**Required work**
Skip any picture you find and retype all the remaining lines exactly.
──────────
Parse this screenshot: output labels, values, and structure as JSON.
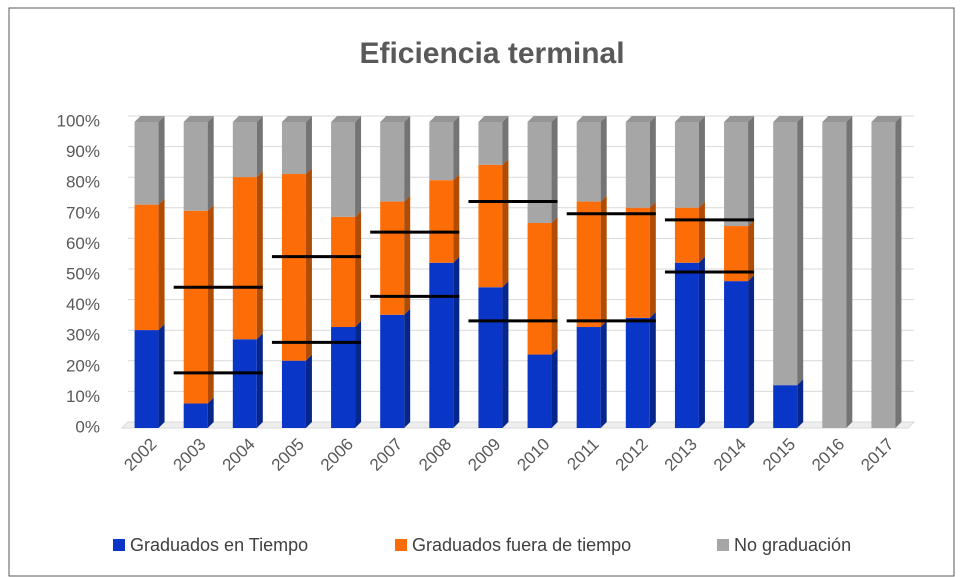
{
  "chart_data": {
    "type": "stacked_bar",
    "title": "Eficiencia terminal",
    "categories": [
      "2002",
      "2003",
      "2004",
      "2005",
      "2006",
      "2007",
      "2008",
      "2009",
      "2010",
      "2011",
      "2012",
      "2013",
      "2014",
      "2015",
      "2016",
      "2017"
    ],
    "series": [
      {
        "name": "Graduados en Tiempo",
        "color": "#0a36c8",
        "values": [
          32,
          8,
          29,
          22,
          33,
          37,
          54,
          46,
          24,
          33,
          36,
          54,
          48,
          14,
          0,
          0
        ]
      },
      {
        "name": "Graduados fuera de tiempo",
        "color": "#fd6d07",
        "values": [
          41,
          63,
          53,
          61,
          36,
          37,
          27,
          40,
          43,
          41,
          36,
          18,
          18,
          0,
          0,
          0
        ]
      },
      {
        "name": "No graduación",
        "color": "#a6a6a6",
        "values": [
          27,
          29,
          18,
          17,
          31,
          26,
          19,
          14,
          33,
          26,
          28,
          28,
          34,
          86,
          100,
          100
        ]
      }
    ],
    "markers": [
      {
        "from": "2003",
        "to": "2004",
        "values": [
          46,
          18
        ]
      },
      {
        "from": "2005",
        "to": "2006",
        "values": [
          56,
          28
        ]
      },
      {
        "from": "2007",
        "to": "2008",
        "values": [
          64,
          43
        ]
      },
      {
        "from": "2009",
        "to": "2010",
        "values": [
          74,
          35
        ]
      },
      {
        "from": "2011",
        "to": "2012",
        "values": [
          70,
          35
        ]
      },
      {
        "from": "2013",
        "to": "2014",
        "values": [
          68,
          51
        ]
      }
    ],
    "ylim": [
      0,
      100
    ],
    "yticks": [
      {
        "value": 0,
        "label": "0%"
      },
      {
        "value": 10,
        "label": "10%"
      },
      {
        "value": 20,
        "label": "20%"
      },
      {
        "value": 30,
        "label": "30%"
      },
      {
        "value": 40,
        "label": "40%"
      },
      {
        "value": 50,
        "label": "50%"
      },
      {
        "value": 60,
        "label": "60%"
      },
      {
        "value": 70,
        "label": "70%"
      },
      {
        "value": 80,
        "label": "80%"
      },
      {
        "value": 90,
        "label": "90%"
      },
      {
        "value": 100,
        "label": "100%"
      }
    ],
    "grid": true,
    "legend": "bottom"
  }
}
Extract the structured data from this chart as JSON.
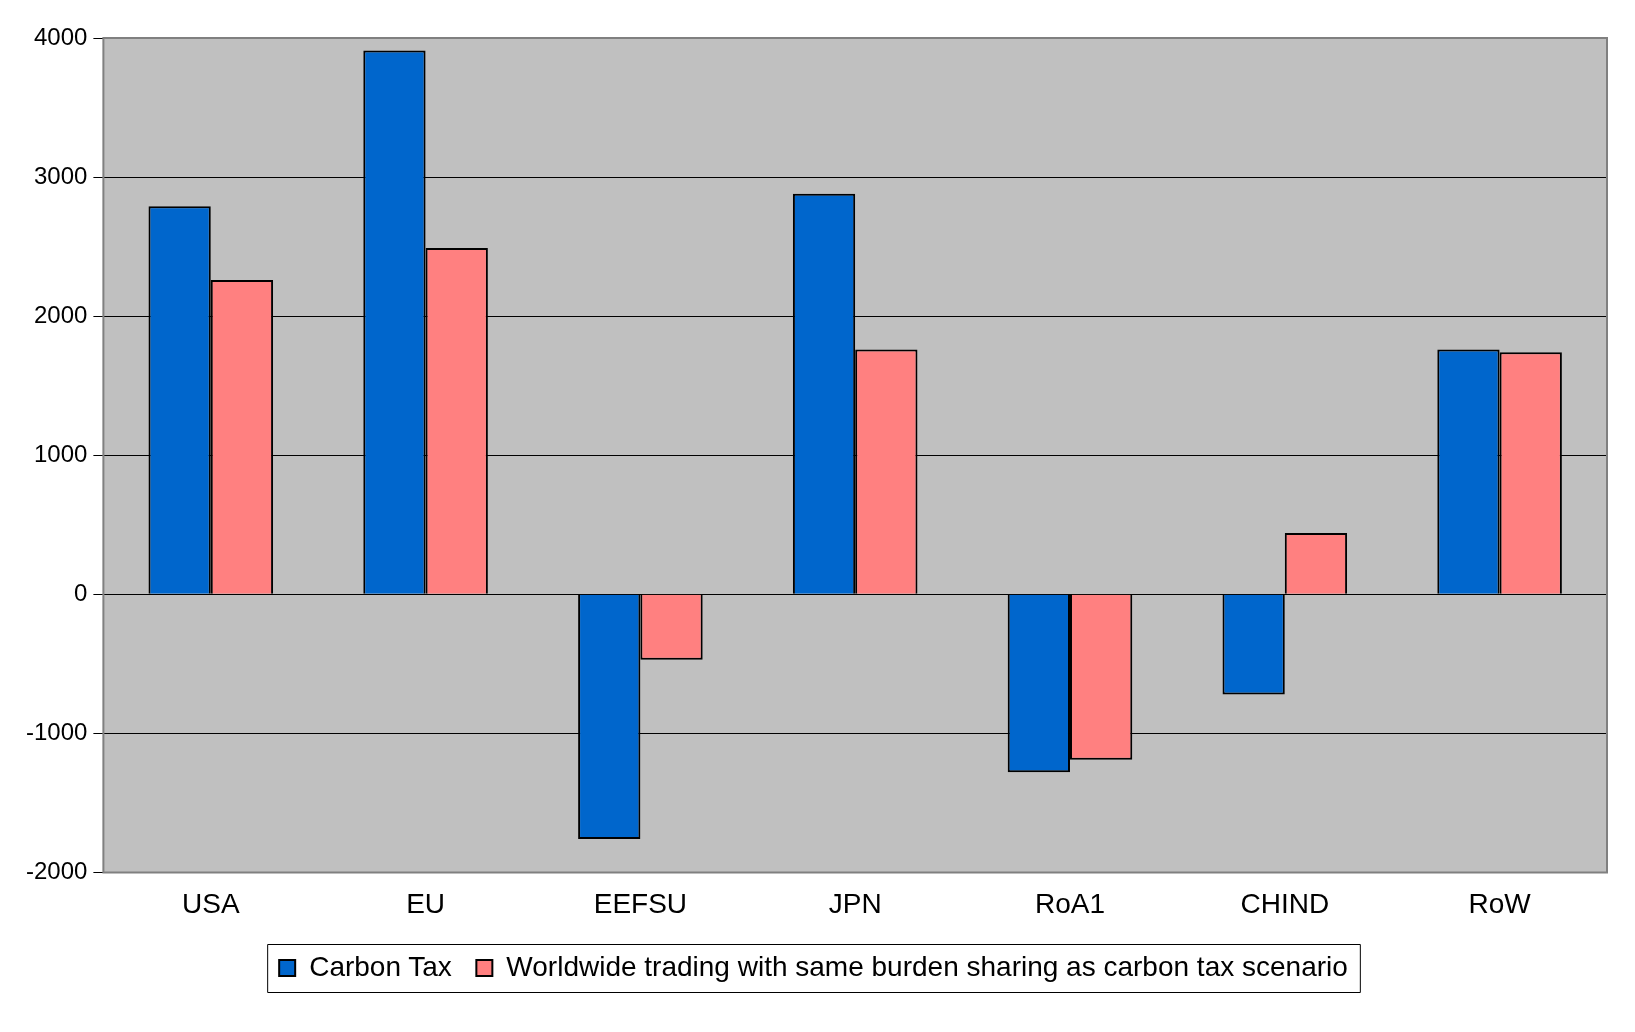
──────────
**Finished task**
Parse this screenshot: output labels, values, and structure as JSON.
{
  "chart_data": {
    "type": "stacked_bar",
    "title": "Eficiencia terminal",
    "categories": [
      "2002",
      "2003",
      "2004",
      "2005",
      "2006",
      "2007",
      "2008",
      "2009",
      "2010",
      "2011",
      "2012",
      "2013",
      "2014",
      "2015",
      "2016",
      "2017"
    ],
    "series": [
      {
        "name": "Graduados en Tiempo",
        "color": "#0a36c8",
        "values": [
          32,
          8,
          29,
          22,
          33,
          37,
          54,
          46,
          24,
          33,
          36,
          54,
          48,
          14,
          0,
          0
        ]
      },
      {
        "name": "Graduados fuera de tiempo",
        "color": "#fd6d07",
        "values": [
          41,
          63,
          53,
          61,
          36,
          37,
          27,
          40,
          43,
          41,
          36,
          18,
          18,
          0,
          0,
          0
        ]
      },
      {
        "name": "No graduación",
        "color": "#a6a6a6",
        "values": [
          27,
          29,
          18,
          17,
          31,
          26,
          19,
          14,
          33,
          26,
          28,
          28,
          34,
          86,
          100,
          100
        ]
      }
    ],
    "markers": [
      {
        "from": "2003",
        "to": "2004",
        "values": [
          46,
          18
        ]
      },
      {
        "from": "2005",
        "to": "2006",
        "values": [
          56,
          28
        ]
      },
      {
        "from": "2007",
        "to": "2008",
        "values": [
          64,
          43
        ]
      },
      {
        "from": "2009",
        "to": "2010",
        "values": [
          74,
          35
        ]
      },
      {
        "from": "2011",
        "to": "2012",
        "values": [
          70,
          35
        ]
      },
      {
        "from": "2013",
        "to": "2014",
        "values": [
          68,
          51
        ]
      }
    ],
    "ylim": [
      0,
      100
    ],
    "yticks": [
      {
        "value": 0,
        "label": "0%"
      },
      {
        "value": 10,
        "label": "10%"
      },
      {
        "value": 20,
        "label": "20%"
      },
      {
        "value": 30,
        "label": "30%"
      },
      {
        "value": 40,
        "label": "40%"
      },
      {
        "value": 50,
        "label": "50%"
      },
      {
        "value": 60,
        "label": "60%"
      },
      {
        "value": 70,
        "label": "70%"
      },
      {
        "value": 80,
        "label": "80%"
      },
      {
        "value": 90,
        "label": "90%"
      },
      {
        "value": 100,
        "label": "100%"
      }
    ],
    "grid": true,
    "legend": "bottom"
  }
}
Extract the structured data from this chart as JSON.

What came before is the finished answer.